What to do
List all the lines in these records that hold "plot".

Record set

-*-*-

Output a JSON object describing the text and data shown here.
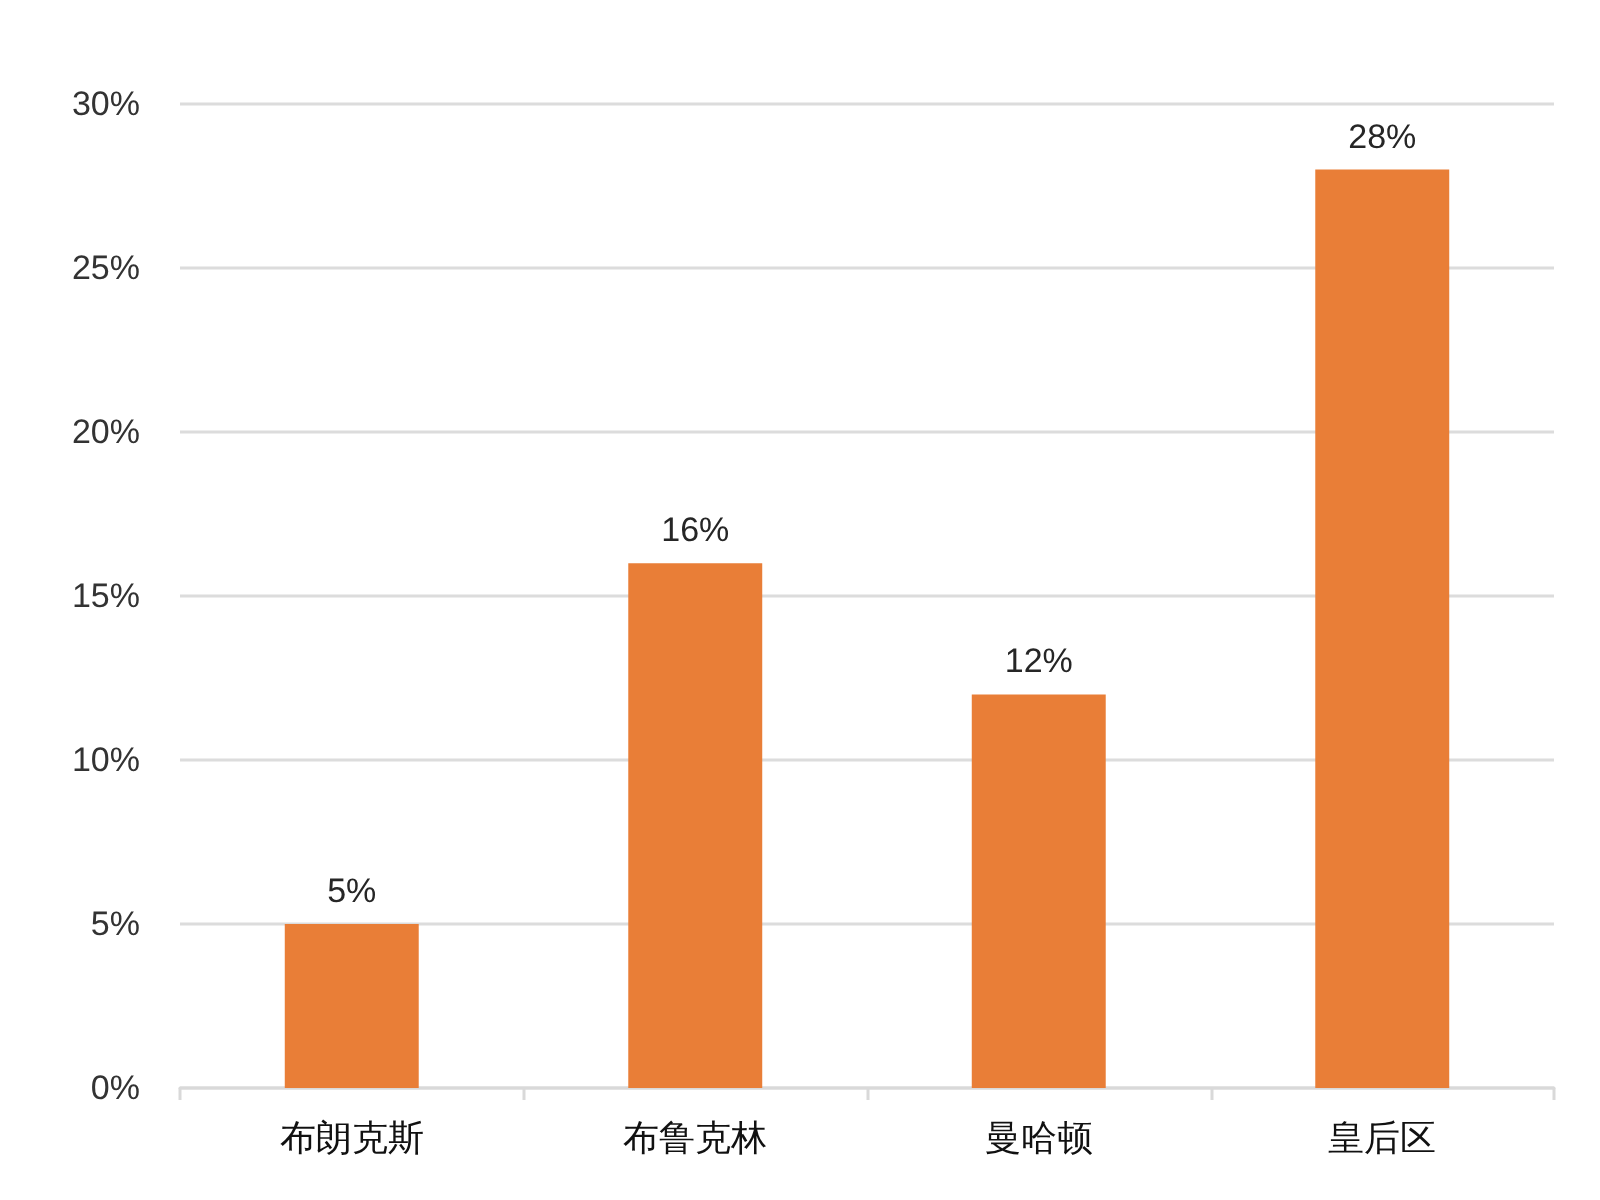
{
  "chart_data": {
    "type": "bar",
    "categories": [
      "布朗克斯",
      "布鲁克林",
      "曼哈顿",
      "皇后区"
    ],
    "values": [
      5,
      16,
      12,
      28
    ],
    "value_labels": [
      "5%",
      "16%",
      "12%",
      "28%"
    ],
    "color": "#e97e37",
    "ylim": [
      0,
      30
    ],
    "yticks": [
      {
        "value": 0,
        "label": "0%"
      },
      {
        "value": 5,
        "label": "5%"
      },
      {
        "value": 10,
        "label": "10%"
      },
      {
        "value": 15,
        "label": "15%"
      },
      {
        "value": 20,
        "label": "20%"
      },
      {
        "value": 25,
        "label": "25%"
      },
      {
        "value": 30,
        "label": "30%"
      }
    ],
    "grid": "y"
  }
}
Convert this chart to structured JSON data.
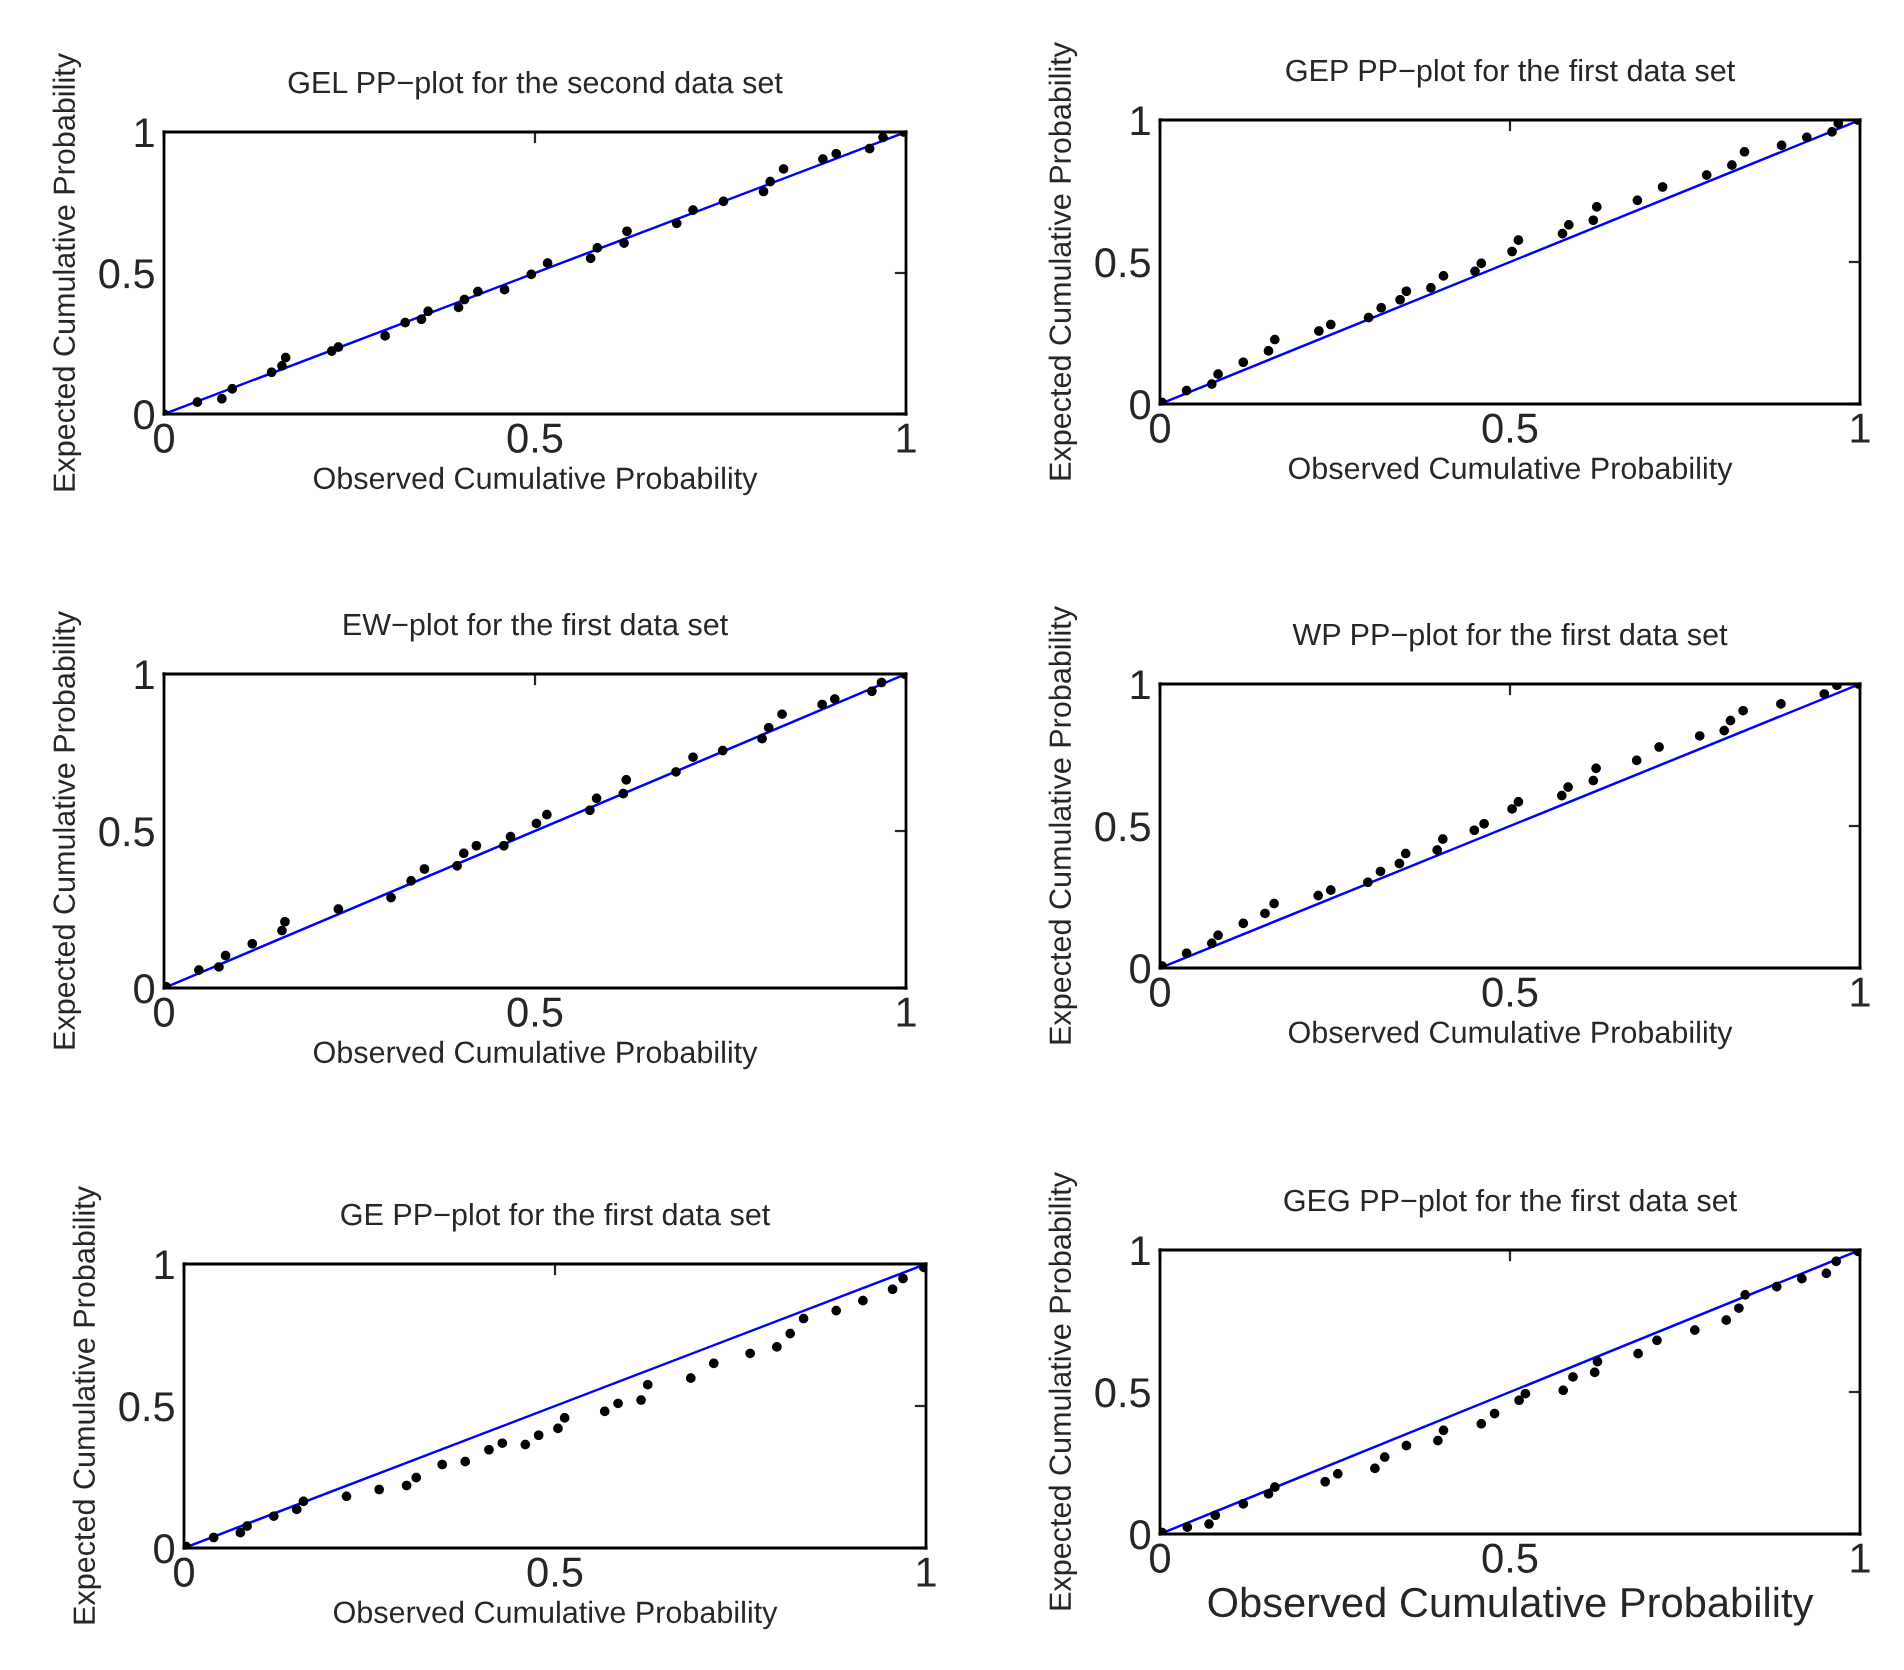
{
  "chart_data": [
    {
      "type": "scatter",
      "title": "GEL PP−plot for the second data set",
      "xlabel": "Observed Cumulative Probability",
      "ylabel": "Expected Cumulative Probability",
      "xlim": [
        0,
        1
      ],
      "ylim": [
        0,
        1
      ],
      "xticks": [
        0,
        0.5,
        1
      ],
      "yticks": [
        0,
        0.5,
        1
      ],
      "grid": false,
      "series": [
        {
          "type": "scatter",
          "marker": "circle",
          "color": "#000000",
          "x": [
            0,
            0.045,
            0.078,
            0.092,
            0.145,
            0.159,
            0.164,
            0.226,
            0.235,
            0.298,
            0.325,
            0.347,
            0.356,
            0.397,
            0.405,
            0.423,
            0.459,
            0.495,
            0.517,
            0.575,
            0.584,
            0.62,
            0.624,
            0.691,
            0.713,
            0.754,
            0.808,
            0.817,
            0.835,
            0.888,
            0.906,
            0.951,
            0.969,
            0.997
          ],
          "values": [
            0,
            0.042,
            0.054,
            0.089,
            0.148,
            0.171,
            0.2,
            0.223,
            0.237,
            0.277,
            0.324,
            0.336,
            0.364,
            0.378,
            0.406,
            0.434,
            0.441,
            0.495,
            0.535,
            0.552,
            0.589,
            0.606,
            0.648,
            0.676,
            0.723,
            0.754,
            0.789,
            0.824,
            0.869,
            0.904,
            0.923,
            0.941,
            0.981,
            1.0
          ]
        },
        {
          "type": "line",
          "marker": "none",
          "color": "#0000ff",
          "x": [
            0,
            1
          ],
          "values": [
            0,
            1
          ]
        }
      ]
    },
    {
      "type": "scatter",
      "title": "GEP PP−plot for the first data set",
      "xlabel": "Observed Cumulative Probability",
      "ylabel": "Expected Cumulative Probability",
      "xlim": [
        0,
        1
      ],
      "ylim": [
        0,
        1
      ],
      "xticks": [
        0,
        0.5,
        1
      ],
      "yticks": [
        0,
        0.5,
        1
      ],
      "grid": false,
      "series": [
        {
          "type": "scatter",
          "marker": "circle",
          "color": "#000000",
          "x": [
            0.003,
            0.038,
            0.074,
            0.083,
            0.119,
            0.155,
            0.164,
            0.227,
            0.244,
            0.298,
            0.316,
            0.343,
            0.352,
            0.387,
            0.405,
            0.45,
            0.459,
            0.503,
            0.512,
            0.575,
            0.584,
            0.619,
            0.624,
            0.682,
            0.718,
            0.781,
            0.817,
            0.835,
            0.888,
            0.924,
            0.96,
            0.969,
            0.997
          ],
          "values": [
            0.005,
            0.047,
            0.07,
            0.105,
            0.147,
            0.187,
            0.227,
            0.257,
            0.28,
            0.304,
            0.339,
            0.367,
            0.397,
            0.409,
            0.451,
            0.467,
            0.495,
            0.537,
            0.577,
            0.6,
            0.631,
            0.647,
            0.694,
            0.717,
            0.764,
            0.806,
            0.841,
            0.888,
            0.911,
            0.939,
            0.958,
            0.988,
            1.0
          ]
        },
        {
          "type": "line",
          "marker": "none",
          "color": "#0000ff",
          "x": [
            0,
            1
          ],
          "values": [
            0,
            1
          ]
        }
      ]
    },
    {
      "type": "scatter",
      "title": "EW−plot for the first data set",
      "xlabel": "Observed Cumulative Probability",
      "ylabel": "Expected Cumulative Probability",
      "xlim": [
        0,
        1
      ],
      "ylim": [
        0,
        1
      ],
      "xticks": [
        0,
        0.5,
        1
      ],
      "yticks": [
        0,
        0.5,
        1
      ],
      "grid": false,
      "series": [
        {
          "type": "scatter",
          "marker": "circle",
          "color": "#000000",
          "x": [
            0.003,
            0.047,
            0.074,
            0.083,
            0.119,
            0.159,
            0.163,
            0.235,
            0.306,
            0.333,
            0.351,
            0.395,
            0.404,
            0.421,
            0.458,
            0.467,
            0.502,
            0.516,
            0.574,
            0.583,
            0.619,
            0.623,
            0.69,
            0.713,
            0.753,
            0.806,
            0.815,
            0.833,
            0.887,
            0.904,
            0.954,
            0.967,
            0.998
          ],
          "values": [
            0.004,
            0.057,
            0.067,
            0.103,
            0.141,
            0.183,
            0.211,
            0.251,
            0.288,
            0.341,
            0.379,
            0.389,
            0.429,
            0.453,
            0.453,
            0.482,
            0.524,
            0.552,
            0.566,
            0.604,
            0.619,
            0.663,
            0.688,
            0.735,
            0.756,
            0.794,
            0.829,
            0.872,
            0.903,
            0.92,
            0.945,
            0.973,
            1.0
          ]
        },
        {
          "type": "line",
          "marker": "none",
          "color": "#0000ff",
          "x": [
            0,
            1
          ],
          "values": [
            0,
            1
          ]
        }
      ]
    },
    {
      "type": "scatter",
      "title": "WP PP−plot for the first data set",
      "xlabel": "Observed Cumulative Probability",
      "ylabel": "Expected Cumulative Probability",
      "xlim": [
        0,
        1
      ],
      "ylim": [
        0,
        1
      ],
      "xticks": [
        0,
        0.5,
        1
      ],
      "yticks": [
        0,
        0.5,
        1
      ],
      "grid": false,
      "series": [
        {
          "type": "scatter",
          "marker": "circle",
          "color": "#000000",
          "x": [
            0.003,
            0.038,
            0.074,
            0.083,
            0.119,
            0.15,
            0.163,
            0.226,
            0.244,
            0.297,
            0.315,
            0.342,
            0.351,
            0.396,
            0.404,
            0.449,
            0.463,
            0.503,
            0.512,
            0.574,
            0.583,
            0.619,
            0.623,
            0.681,
            0.713,
            0.771,
            0.806,
            0.815,
            0.833,
            0.887,
            0.949,
            0.967,
            0.998
          ],
          "values": [
            0.007,
            0.052,
            0.087,
            0.115,
            0.157,
            0.192,
            0.227,
            0.255,
            0.274,
            0.302,
            0.34,
            0.368,
            0.403,
            0.415,
            0.454,
            0.485,
            0.508,
            0.56,
            0.585,
            0.607,
            0.637,
            0.66,
            0.703,
            0.731,
            0.778,
            0.817,
            0.836,
            0.871,
            0.906,
            0.93,
            0.965,
            0.995,
            1.0
          ]
        },
        {
          "type": "line",
          "marker": "none",
          "color": "#0000ff",
          "x": [
            0,
            1
          ],
          "values": [
            0,
            1
          ]
        }
      ]
    },
    {
      "type": "scatter",
      "title": "GE PP−plot for the first data set",
      "xlabel": "Observed Cumulative Probability",
      "ylabel": "Expected Cumulative Probability",
      "xlim": [
        0,
        1
      ],
      "ylim": [
        0,
        1
      ],
      "xticks": [
        0,
        0.5,
        1
      ],
      "yticks": [
        0,
        0.5,
        1
      ],
      "grid": false,
      "series": [
        {
          "type": "scatter",
          "marker": "circle",
          "color": "#000000",
          "x": [
            0.003,
            0.04,
            0.076,
            0.085,
            0.121,
            0.152,
            0.161,
            0.219,
            0.263,
            0.3,
            0.313,
            0.348,
            0.379,
            0.411,
            0.429,
            0.46,
            0.478,
            0.504,
            0.513,
            0.567,
            0.585,
            0.616,
            0.625,
            0.683,
            0.714,
            0.763,
            0.799,
            0.817,
            0.835,
            0.879,
            0.915,
            0.955,
            0.969,
            0.997
          ],
          "values": [
            0.005,
            0.037,
            0.054,
            0.077,
            0.112,
            0.136,
            0.164,
            0.182,
            0.206,
            0.22,
            0.248,
            0.294,
            0.304,
            0.346,
            0.369,
            0.364,
            0.397,
            0.421,
            0.458,
            0.481,
            0.509,
            0.521,
            0.575,
            0.598,
            0.65,
            0.685,
            0.708,
            0.755,
            0.808,
            0.836,
            0.871,
            0.911,
            0.949,
            0.988
          ]
        },
        {
          "type": "line",
          "marker": "none",
          "color": "#0000ff",
          "x": [
            0,
            1
          ],
          "values": [
            0,
            1
          ]
        }
      ]
    },
    {
      "type": "scatter",
      "title": "GEG PP−plot for the first data set",
      "xlabel": "Observed Cumulative Probability",
      "ylabel": "Expected Cumulative Probability",
      "xlim": [
        0,
        1
      ],
      "ylim": [
        0,
        1
      ],
      "xticks": [
        0,
        0.5,
        1
      ],
      "yticks": [
        0,
        0.5,
        1
      ],
      "grid": false,
      "series": [
        {
          "type": "scatter",
          "marker": "circle",
          "color": "#000000",
          "x": [
            0.003,
            0.039,
            0.07,
            0.079,
            0.119,
            0.155,
            0.164,
            0.236,
            0.254,
            0.307,
            0.321,
            0.352,
            0.397,
            0.405,
            0.459,
            0.478,
            0.513,
            0.522,
            0.576,
            0.59,
            0.621,
            0.625,
            0.683,
            0.71,
            0.764,
            0.809,
            0.827,
            0.836,
            0.881,
            0.917,
            0.952,
            0.966,
            0.997
          ],
          "values": [
            0.005,
            0.024,
            0.035,
            0.066,
            0.106,
            0.141,
            0.165,
            0.184,
            0.212,
            0.231,
            0.271,
            0.311,
            0.329,
            0.365,
            0.388,
            0.424,
            0.471,
            0.494,
            0.506,
            0.553,
            0.569,
            0.607,
            0.635,
            0.682,
            0.718,
            0.753,
            0.795,
            0.842,
            0.871,
            0.899,
            0.918,
            0.96,
            0.995
          ]
        },
        {
          "type": "line",
          "marker": "none",
          "color": "#0000ff",
          "x": [
            0,
            1
          ],
          "values": [
            0,
            1
          ]
        }
      ]
    }
  ]
}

-*-*-

Finished answer
      "title": "GEL PP−plot for the second data set",
      "title": "GEP PP−plot for the first data set",
      "title": "EW−plot for the first data set",
      "title": "WP PP−plot for the first data set",
      "title": "GE PP−plot for the first data set",
      "title": "GEG PP−plot for the first data set",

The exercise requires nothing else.